### The data:

☆ ☆ ☆

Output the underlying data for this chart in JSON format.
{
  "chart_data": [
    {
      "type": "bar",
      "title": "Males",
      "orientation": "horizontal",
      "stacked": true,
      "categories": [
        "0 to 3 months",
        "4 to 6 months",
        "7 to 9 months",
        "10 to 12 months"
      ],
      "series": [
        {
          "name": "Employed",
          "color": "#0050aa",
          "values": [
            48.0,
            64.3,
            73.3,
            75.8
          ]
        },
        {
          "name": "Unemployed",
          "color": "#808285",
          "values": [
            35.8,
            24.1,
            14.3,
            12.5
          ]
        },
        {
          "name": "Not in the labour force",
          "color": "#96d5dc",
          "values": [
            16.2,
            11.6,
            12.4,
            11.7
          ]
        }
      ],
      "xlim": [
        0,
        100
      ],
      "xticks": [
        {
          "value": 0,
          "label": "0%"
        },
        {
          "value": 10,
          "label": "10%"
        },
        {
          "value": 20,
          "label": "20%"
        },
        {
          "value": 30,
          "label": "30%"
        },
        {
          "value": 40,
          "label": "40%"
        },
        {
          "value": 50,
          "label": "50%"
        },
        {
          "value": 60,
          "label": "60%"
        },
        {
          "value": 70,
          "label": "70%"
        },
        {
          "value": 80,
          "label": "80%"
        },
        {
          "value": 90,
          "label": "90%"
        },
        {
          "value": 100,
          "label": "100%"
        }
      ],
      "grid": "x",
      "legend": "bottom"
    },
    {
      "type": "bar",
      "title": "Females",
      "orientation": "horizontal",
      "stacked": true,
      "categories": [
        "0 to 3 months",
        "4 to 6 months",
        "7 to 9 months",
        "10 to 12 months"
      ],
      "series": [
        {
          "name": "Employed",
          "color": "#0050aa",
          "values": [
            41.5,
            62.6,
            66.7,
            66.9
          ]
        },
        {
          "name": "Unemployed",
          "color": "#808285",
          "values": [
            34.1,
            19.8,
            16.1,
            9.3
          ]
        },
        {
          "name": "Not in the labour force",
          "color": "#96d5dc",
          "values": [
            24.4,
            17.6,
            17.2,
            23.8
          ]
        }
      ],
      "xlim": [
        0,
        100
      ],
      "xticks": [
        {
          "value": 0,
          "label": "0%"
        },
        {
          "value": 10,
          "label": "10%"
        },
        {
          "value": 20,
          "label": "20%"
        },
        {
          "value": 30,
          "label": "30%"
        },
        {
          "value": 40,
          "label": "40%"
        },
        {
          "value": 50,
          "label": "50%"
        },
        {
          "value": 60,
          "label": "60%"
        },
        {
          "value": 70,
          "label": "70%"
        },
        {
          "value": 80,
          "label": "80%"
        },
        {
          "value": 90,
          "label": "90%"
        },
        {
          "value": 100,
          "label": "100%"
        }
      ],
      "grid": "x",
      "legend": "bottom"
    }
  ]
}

☆ ☆ ☆

### Exercise prompt:
Print out every record again, exactly and in full.

### Completed exercise:
Output the underlying data for this chart in JSON format.
{
  "chart_data": [
    {
      "type": "bar",
      "title": "Males",
      "orientation": "horizontal",
      "stacked": true,
      "categories": [
        "0 to 3 months",
        "4 to 6 months",
        "7 to 9 months",
        "10 to 12 months"
      ],
      "series": [
        {
          "name": "Employed",
          "color": "#0050aa",
          "values": [
            48.0,
            64.3,
            73.3,
            75.8
          ]
        },
        {
          "name": "Unemployed",
          "color": "#808285",
          "values": [
            35.8,
            24.1,
            14.3,
            12.5
          ]
        },
        {
          "name": "Not in the labour force",
          "color": "#96d5dc",
          "values": [
            16.2,
            11.6,
            12.4,
            11.7
          ]
        }
      ],
      "xlim": [
        0,
        100
      ],
      "xticks": [
        {
          "value": 0,
          "label": "0%"
        },
        {
          "value": 10,
          "label": "10%"
        },
        {
          "value": 20,
          "label": "20%"
        },
        {
          "value": 30,
          "label": "30%"
        },
        {
          "value": 40,
          "label": "40%"
        },
        {
          "value": 50,
          "label": "50%"
        },
        {
          "value": 60,
          "label": "60%"
        },
        {
          "value": 70,
          "label": "70%"
        },
        {
          "value": 80,
          "label": "80%"
        },
        {
          "value": 90,
          "label": "90%"
        },
        {
          "value": 100,
          "label": "100%"
        }
      ],
      "grid": "x",
      "legend": "bottom"
    },
    {
      "type": "bar",
      "title": "Females",
      "orientation": "horizontal",
      "stacked": true,
      "categories": [
        "0 to 3 months",
        "4 to 6 months",
        "7 to 9 months",
        "10 to 12 months"
      ],
      "series": [
        {
          "name": "Employed",
          "color": "#0050aa",
          "values": [
            41.5,
            62.6,
            66.7,
            66.9
          ]
        },
        {
          "name": "Unemployed",
          "color": "#808285",
          "values": [
            34.1,
            19.8,
            16.1,
            9.3
          ]
        },
        {
          "name": "Not in the labour force",
          "color": "#96d5dc",
          "values": [
            24.4,
            17.6,
            17.2,
            23.8
          ]
        }
      ],
      "xlim": [
        0,
        100
      ],
      "xticks": [
        {
          "value": 0,
          "label": "0%"
        },
        {
          "value": 10,
          "label": "10%"
        },
        {
          "value": 20,
          "label": "20%"
        },
        {
          "value": 30,
          "label": "30%"
        },
        {
          "value": 40,
          "label": "40%"
        },
        {
          "value": 50,
          "label": "50%"
        },
        {
          "value": 60,
          "label": "60%"
        },
        {
          "value": 70,
          "label": "70%"
        },
        {
          "value": 80,
          "label": "80%"
        },
        {
          "value": 90,
          "label": "90%"
        },
        {
          "value": 100,
          "label": "100%"
        }
      ],
      "grid": "x",
      "legend": "bottom"
    }
  ]
}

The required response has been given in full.